[Begin RECORDS FOR THE EXERCISE]

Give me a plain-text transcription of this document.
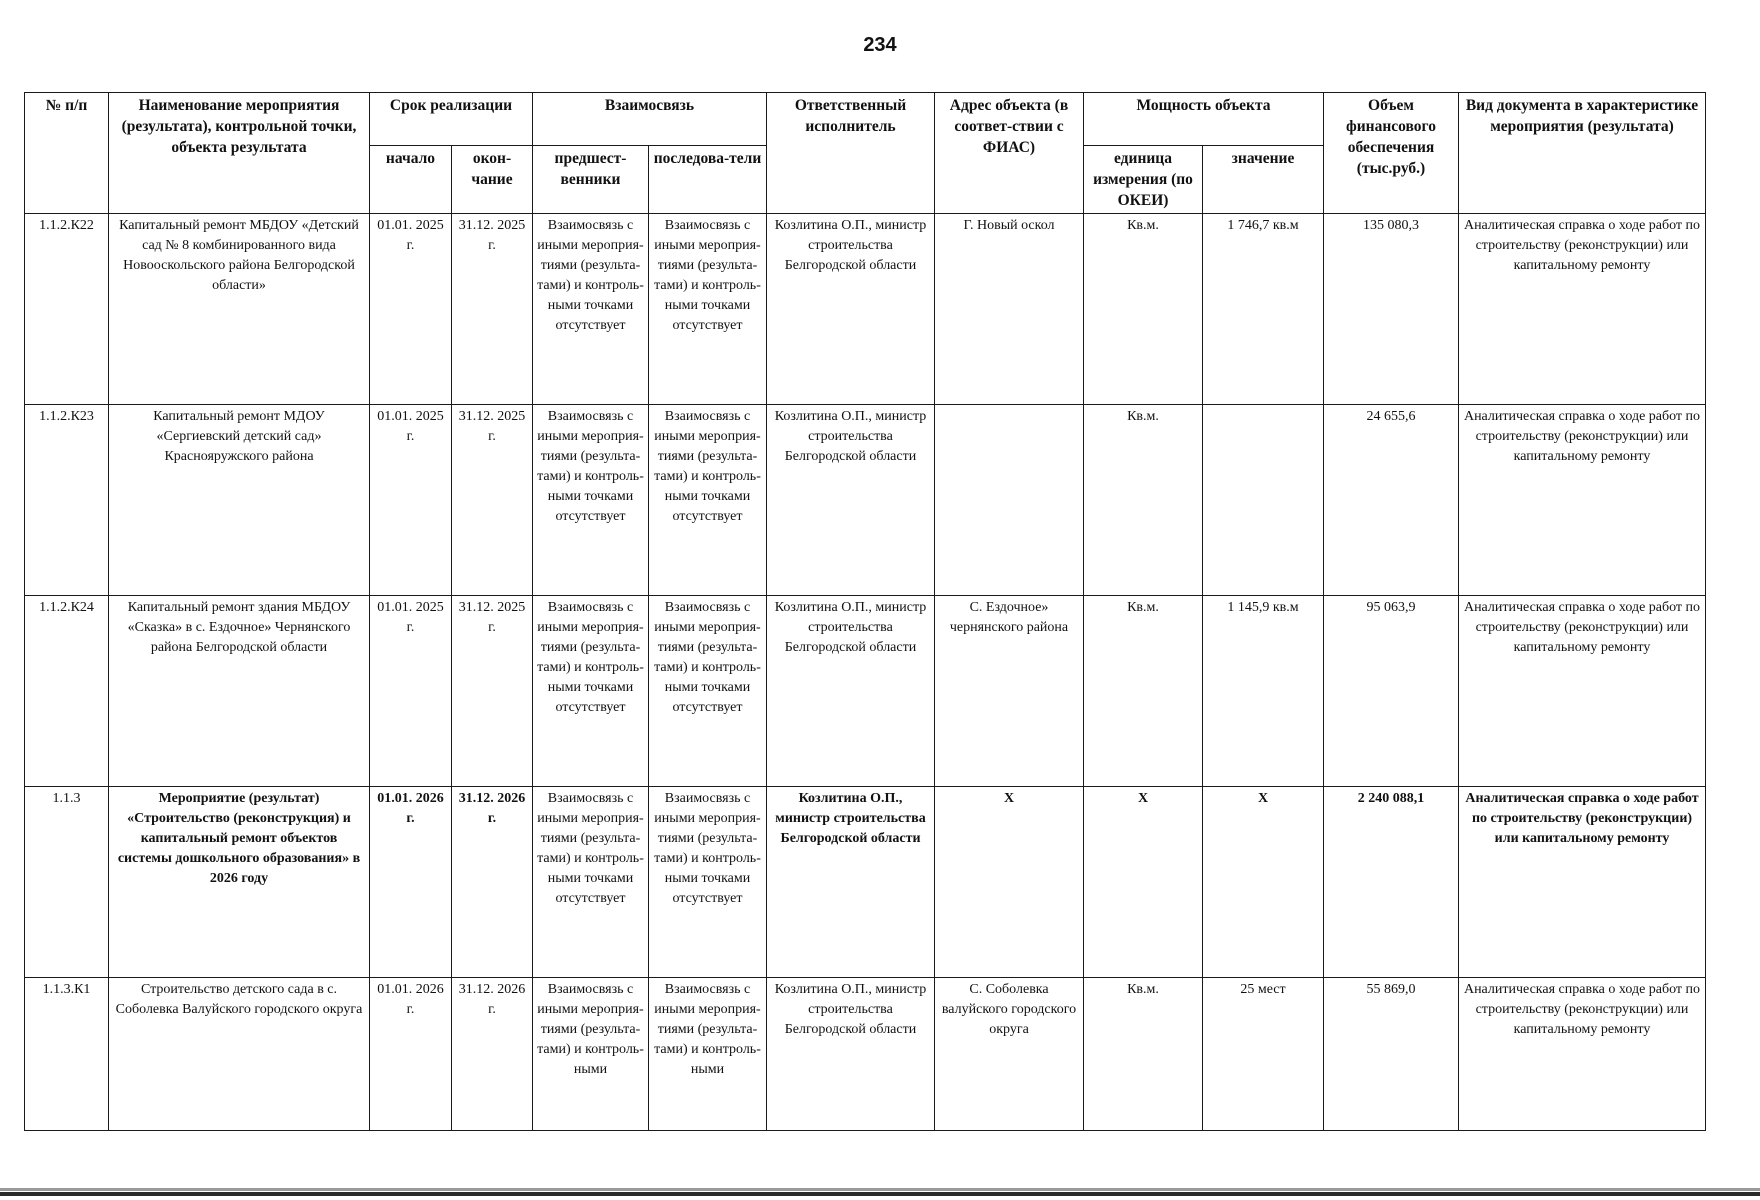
234
№ п/п	Наименование мероприятия (результата), контрольной точки, объекта результата	Срок реализации		Взаимосвязь		Ответственный исполнитель	Адрес объекта (в соответ-ствии с ФИАС)	Мощность объекта		Объем финансового обеспечения (тыс.руб.)	Вид документа в характеристике мероприятия (результата)
		начало	окон-чание	предшест-венники	последова-тели			единица измерения (по ОКЕИ)	значение		
1.1.2.К22	Капитальный ремонт МБДОУ «Детский сад № 8 комбинированного вида Новооскольского района Белгородской области»	01.01. 2025 г.	31.12. 2025 г.	Взаимосвязь с иными мероприя-тиями (результа-тами) и контроль-ными точками отсутствует	Взаимосвязь с иными мероприя-тиями (результа-тами) и контроль-ными точками отсутствует	Козлитина О.П., министр строительства Белгородской области	Г. Новый оскол	Кв.м.	1 746,7 кв.м	135 080,3	Аналитическая справка о ходе работ по строительству (реконструкции) или капитальному ремонту
1.1.2.К23	Капитальный ремонт МДОУ «Сергиевский детский сад» Краснояружского района	01.01. 2025 г.	31.12. 2025 г.	Взаимосвязь с иными мероприя-тиями (результа-тами) и контроль-ными точками отсутствует	Взаимосвязь с иными мероприя-тиями (результа-тами) и контроль-ными точками отсутствует	Козлитина О.П., министр строительства Белгородской области		Кв.м.		24 655,6	Аналитическая справка о ходе работ по строительству (реконструкции) или капитальному ремонту
1.1.2.К24	Капитальный ремонт здания МБДОУ «Сказка» в с. Ездочное» Чернянского района Белгородской области	01.01. 2025 г.	31.12. 2025 г.	Взаимосвязь с иными мероприя-тиями (результа-тами) и контроль-ными точками отсутствует	Взаимосвязь с иными мероприя-тиями (результа-тами) и контроль-ными точками отсутствует	Козлитина О.П., министр строительства Белгородской области	С. Ездочное» чернянского района	Кв.м.	1 145,9 кв.м	95 063,9	Аналитическая справка о ходе работ по строительству (реконструкции) или капитальному ремонту
1.1.3	Мероприятие (результат) «Строительство (реконструкция) и капитальный ремонт объектов системы дошкольного образования» в 2026 году	01.01. 2026 г.	31.12. 2026 г.	Взаимосвязь с иными мероприя-тиями (результа-тами) и контроль-ными точками отсутствует	Взаимосвязь с иными мероприя-тиями (результа-тами) и контроль-ными точками отсутствует	Козлитина О.П., министр строительства Белгородской области	X	X	X	2 240 088,1	Аналитическая справка о ходе работ по строительству (реконструкции) или капитальному ремонту
1.1.3.К1	Строительство детского сада в с. Соболевка Валуйского городского округа	01.01. 2026 г.	31.12. 2026 г.	Взаимосвязь с иными мероприя-тиями (результа-тами) и контроль-ными	Взаимосвязь с иными мероприя-тиями (результа-тами) и контроль-ными	Козлитина О.П., министр строительства Белгородской области	С. Соболевка валуйского городского округа	Кв.м.	25 мест	55 869,0	Аналитическая справка о ходе работ по строительству (реконструкции) или капитальному ремонту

[End RECORDS FOR THE EXERCISE]

Transcribe the records word for word and include no pictures.

TASK OUTPUT >>
Give me a plain-text transcription of this document.
234
№ п/п	Наименование мероприятия (результата), контрольной точки, объекта результата	Срок реализации		Взаимосвязь		Ответственный исполнитель	Адрес объекта (в соответ-ствии с ФИАС)	Мощность объекта		Объем финансового обеспечения (тыс.руб.)	Вид документа в характеристике мероприятия (результата)
		начало	окон-чание	предшест-венники	последова-тели			единица измерения (по ОКЕИ)	значение		
1.1.2.К22	Капитальный ремонт МБДОУ «Детский сад № 8 комбинированного вида Новооскольского района Белгородской области»	01.01. 2025 г.	31.12. 2025 г.	Взаимосвязь с иными мероприя-тиями (результа-тами) и контроль-ными точками отсутствует	Взаимосвязь с иными мероприя-тиями (результа-тами) и контроль-ными точками отсутствует	Козлитина О.П., министр строительства Белгородской области	Г. Новый оскол	Кв.м.	1 746,7 кв.м	135 080,3	Аналитическая справка о ходе работ по строительству (реконструкции) или капитальному ремонту
1.1.2.К23	Капитальный ремонт МДОУ «Сергиевский детский сад» Краснояружского района	01.01. 2025 г.	31.12. 2025 г.	Взаимосвязь с иными мероприя-тиями (результа-тами) и контроль-ными точками отсутствует	Взаимосвязь с иными мероприя-тиями (результа-тами) и контроль-ными точками отсутствует	Козлитина О.П., министр строительства Белгородской области		Кв.м.		24 655,6	Аналитическая справка о ходе работ по строительству (реконструкции) или капитальному ремонту
1.1.2.К24	Капитальный ремонт здания МБДОУ «Сказка» в с. Ездочное» Чернянского района Белгородской области	01.01. 2025 г.	31.12. 2025 г.	Взаимосвязь с иными мероприя-тиями (результа-тами) и контроль-ными точками отсутствует	Взаимосвязь с иными мероприя-тиями (результа-тами) и контроль-ными точками отсутствует	Козлитина О.П., министр строительства Белгородской области	С. Ездочное» чернянского района	Кв.м.	1 145,9 кв.м	95 063,9	Аналитическая справка о ходе работ по строительству (реконструкции) или капитальному ремонту
1.1.3	Мероприятие (результат) «Строительство (реконструкция) и капитальный ремонт объектов системы дошкольного образования» в 2026 году	01.01. 2026 г.	31.12. 2026 г.	Взаимосвязь с иными мероприя-тиями (результа-тами) и контроль-ными точками отсутствует	Взаимосвязь с иными мероприя-тиями (результа-тами) и контроль-ными точками отсутствует	Козлитина О.П., министр строительства Белгородской области	X	X	X	2 240 088,1	Аналитическая справка о ходе работ по строительству (реконструкции) или капитальному ремонту
1.1.3.К1	Строительство детского сада в с. Соболевка Валуйского городского округа	01.01. 2026 г.	31.12. 2026 г.	Взаимосвязь с иными мероприя-тиями (результа-тами) и контроль-ными	Взаимосвязь с иными мероприя-тиями (результа-тами) и контроль-ными	Козлитина О.П., министр строительства Белгородской области	С. Соболевка валуйского городского округа	Кв.м.	25 мест	55 869,0	Аналитическая справка о ходе работ по строительству (реконструкции) или капитальному ремонту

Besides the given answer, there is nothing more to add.